Directions: Put the lines below, from the first one up to and including the line with "resistor R4 zigzag (52, 191, 64, 196)", into a JSON list of strings, one string per line, leaving out any blank lines.

** Begin Material provided **

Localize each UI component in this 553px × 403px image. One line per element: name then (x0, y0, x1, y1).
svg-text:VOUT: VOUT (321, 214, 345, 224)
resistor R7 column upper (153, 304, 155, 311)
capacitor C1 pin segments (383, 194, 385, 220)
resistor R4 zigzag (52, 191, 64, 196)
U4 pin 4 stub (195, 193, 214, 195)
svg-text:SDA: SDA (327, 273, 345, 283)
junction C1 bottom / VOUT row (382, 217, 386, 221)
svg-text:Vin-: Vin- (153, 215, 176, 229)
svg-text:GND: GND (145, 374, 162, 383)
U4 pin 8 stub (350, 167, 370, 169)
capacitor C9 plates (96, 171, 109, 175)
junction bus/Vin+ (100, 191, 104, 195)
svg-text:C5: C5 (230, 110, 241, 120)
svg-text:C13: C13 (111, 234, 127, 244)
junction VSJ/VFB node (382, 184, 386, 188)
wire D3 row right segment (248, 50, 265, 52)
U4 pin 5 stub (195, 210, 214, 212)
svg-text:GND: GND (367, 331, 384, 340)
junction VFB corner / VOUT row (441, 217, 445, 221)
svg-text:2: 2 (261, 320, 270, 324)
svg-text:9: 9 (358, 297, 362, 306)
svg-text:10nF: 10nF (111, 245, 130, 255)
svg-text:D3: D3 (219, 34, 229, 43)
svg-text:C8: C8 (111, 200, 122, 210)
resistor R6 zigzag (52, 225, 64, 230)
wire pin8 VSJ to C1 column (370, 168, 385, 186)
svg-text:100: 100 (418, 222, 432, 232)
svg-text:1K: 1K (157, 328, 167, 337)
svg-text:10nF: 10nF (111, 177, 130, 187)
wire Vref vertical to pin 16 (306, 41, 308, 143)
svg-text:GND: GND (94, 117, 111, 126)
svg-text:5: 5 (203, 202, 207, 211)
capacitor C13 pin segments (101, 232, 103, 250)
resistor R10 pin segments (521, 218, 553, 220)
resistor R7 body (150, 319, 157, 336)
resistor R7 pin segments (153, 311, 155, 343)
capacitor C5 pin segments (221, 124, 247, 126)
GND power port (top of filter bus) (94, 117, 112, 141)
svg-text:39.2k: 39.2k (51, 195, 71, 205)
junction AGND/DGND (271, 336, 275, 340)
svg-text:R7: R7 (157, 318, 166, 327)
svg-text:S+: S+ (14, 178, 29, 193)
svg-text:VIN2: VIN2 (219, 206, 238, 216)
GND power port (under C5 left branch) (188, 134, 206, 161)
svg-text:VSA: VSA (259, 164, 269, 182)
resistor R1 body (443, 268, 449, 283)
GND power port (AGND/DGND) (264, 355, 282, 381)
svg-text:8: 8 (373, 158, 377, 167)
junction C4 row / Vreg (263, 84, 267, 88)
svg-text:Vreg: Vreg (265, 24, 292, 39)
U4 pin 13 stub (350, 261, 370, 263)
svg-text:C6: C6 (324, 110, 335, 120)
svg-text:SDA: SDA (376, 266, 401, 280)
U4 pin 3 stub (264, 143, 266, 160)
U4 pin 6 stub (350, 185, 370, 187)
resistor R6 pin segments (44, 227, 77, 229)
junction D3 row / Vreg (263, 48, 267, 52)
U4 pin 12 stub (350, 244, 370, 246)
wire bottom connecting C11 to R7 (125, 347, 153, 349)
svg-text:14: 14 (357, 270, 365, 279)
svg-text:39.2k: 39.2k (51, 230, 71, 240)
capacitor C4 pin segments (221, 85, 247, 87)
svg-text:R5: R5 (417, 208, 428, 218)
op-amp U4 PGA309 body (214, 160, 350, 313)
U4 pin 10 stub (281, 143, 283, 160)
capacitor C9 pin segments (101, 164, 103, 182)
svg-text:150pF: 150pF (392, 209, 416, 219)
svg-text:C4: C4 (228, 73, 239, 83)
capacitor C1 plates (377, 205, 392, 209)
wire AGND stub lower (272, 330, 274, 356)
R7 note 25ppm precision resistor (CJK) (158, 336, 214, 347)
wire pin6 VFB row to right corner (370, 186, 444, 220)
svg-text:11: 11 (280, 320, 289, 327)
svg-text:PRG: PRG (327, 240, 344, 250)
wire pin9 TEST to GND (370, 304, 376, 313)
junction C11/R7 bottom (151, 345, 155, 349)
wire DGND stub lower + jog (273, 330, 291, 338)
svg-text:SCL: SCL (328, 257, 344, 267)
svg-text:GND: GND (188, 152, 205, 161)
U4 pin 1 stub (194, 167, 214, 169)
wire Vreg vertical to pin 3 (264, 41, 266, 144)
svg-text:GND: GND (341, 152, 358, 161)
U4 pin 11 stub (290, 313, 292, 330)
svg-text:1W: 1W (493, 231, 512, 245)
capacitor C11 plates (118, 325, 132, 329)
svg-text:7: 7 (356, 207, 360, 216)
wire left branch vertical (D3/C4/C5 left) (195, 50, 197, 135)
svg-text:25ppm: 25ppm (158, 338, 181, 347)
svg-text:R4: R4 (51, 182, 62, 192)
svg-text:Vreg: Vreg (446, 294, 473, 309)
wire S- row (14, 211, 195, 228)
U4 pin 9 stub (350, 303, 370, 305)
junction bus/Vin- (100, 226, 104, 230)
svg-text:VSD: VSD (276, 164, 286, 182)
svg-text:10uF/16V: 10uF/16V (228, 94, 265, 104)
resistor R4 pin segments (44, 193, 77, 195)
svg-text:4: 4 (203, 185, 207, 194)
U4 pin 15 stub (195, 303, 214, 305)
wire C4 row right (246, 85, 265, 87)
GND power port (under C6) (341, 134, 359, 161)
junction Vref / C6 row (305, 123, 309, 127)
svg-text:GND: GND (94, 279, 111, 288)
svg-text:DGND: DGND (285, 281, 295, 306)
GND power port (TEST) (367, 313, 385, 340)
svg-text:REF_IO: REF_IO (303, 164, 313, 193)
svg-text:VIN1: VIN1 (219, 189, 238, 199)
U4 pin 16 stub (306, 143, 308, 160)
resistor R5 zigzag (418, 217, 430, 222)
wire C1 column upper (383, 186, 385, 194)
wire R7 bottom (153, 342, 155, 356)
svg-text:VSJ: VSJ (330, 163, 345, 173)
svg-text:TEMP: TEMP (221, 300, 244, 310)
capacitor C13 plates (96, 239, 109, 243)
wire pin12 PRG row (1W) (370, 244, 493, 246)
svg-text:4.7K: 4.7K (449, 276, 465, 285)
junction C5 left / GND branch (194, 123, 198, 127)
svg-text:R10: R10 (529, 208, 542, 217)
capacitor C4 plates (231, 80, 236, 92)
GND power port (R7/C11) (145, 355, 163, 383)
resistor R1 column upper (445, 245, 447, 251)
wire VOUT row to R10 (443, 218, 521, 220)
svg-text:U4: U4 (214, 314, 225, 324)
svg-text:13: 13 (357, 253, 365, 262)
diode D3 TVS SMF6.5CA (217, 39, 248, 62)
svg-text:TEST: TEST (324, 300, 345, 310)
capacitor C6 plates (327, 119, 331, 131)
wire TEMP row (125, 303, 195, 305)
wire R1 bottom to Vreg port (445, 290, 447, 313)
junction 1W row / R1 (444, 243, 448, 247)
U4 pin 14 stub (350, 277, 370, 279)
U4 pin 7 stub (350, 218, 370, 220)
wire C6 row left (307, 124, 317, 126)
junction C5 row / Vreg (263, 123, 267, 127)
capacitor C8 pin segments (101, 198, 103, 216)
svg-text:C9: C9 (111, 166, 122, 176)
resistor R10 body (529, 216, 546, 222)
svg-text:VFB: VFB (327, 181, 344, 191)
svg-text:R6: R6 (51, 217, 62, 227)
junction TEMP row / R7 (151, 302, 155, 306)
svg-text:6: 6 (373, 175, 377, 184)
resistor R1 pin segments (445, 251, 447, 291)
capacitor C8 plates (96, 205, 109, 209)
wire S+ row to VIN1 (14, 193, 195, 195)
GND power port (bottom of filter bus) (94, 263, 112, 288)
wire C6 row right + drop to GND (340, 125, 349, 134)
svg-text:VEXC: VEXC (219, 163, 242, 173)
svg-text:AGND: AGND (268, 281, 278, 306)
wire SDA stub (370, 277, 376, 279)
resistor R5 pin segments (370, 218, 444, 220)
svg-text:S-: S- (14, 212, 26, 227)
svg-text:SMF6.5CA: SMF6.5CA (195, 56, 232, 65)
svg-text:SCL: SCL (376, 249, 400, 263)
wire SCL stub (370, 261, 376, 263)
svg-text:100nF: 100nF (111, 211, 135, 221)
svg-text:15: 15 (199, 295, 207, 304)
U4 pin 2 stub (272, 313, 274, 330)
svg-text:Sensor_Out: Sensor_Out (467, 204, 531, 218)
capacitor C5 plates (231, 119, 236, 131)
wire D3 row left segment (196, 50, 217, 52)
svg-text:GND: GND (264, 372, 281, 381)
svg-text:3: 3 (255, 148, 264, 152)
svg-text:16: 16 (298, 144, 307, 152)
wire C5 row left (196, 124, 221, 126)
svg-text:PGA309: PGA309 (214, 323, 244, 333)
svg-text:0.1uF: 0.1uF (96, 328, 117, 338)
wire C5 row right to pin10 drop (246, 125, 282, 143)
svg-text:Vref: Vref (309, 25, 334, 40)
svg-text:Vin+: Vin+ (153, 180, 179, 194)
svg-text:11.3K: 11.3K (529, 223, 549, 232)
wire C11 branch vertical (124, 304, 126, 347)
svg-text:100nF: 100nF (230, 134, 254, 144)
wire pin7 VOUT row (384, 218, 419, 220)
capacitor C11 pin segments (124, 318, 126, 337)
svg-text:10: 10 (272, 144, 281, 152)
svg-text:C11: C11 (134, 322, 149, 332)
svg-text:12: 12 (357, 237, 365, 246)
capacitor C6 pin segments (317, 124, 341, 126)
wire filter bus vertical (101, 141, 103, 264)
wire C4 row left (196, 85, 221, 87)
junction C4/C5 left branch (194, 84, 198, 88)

** End Material provided **

Solution to this problem:
[
  "Localize each UI component in this 553px × 403px image. One line per element: name then (x0, y0, x1, y1).",
  "svg-text:VOUT: VOUT (321, 214, 345, 224)",
  "resistor R7 column upper (153, 304, 155, 311)",
  "capacitor C1 pin segments (383, 194, 385, 220)",
  "resistor R4 zigzag (52, 191, 64, 196)"
]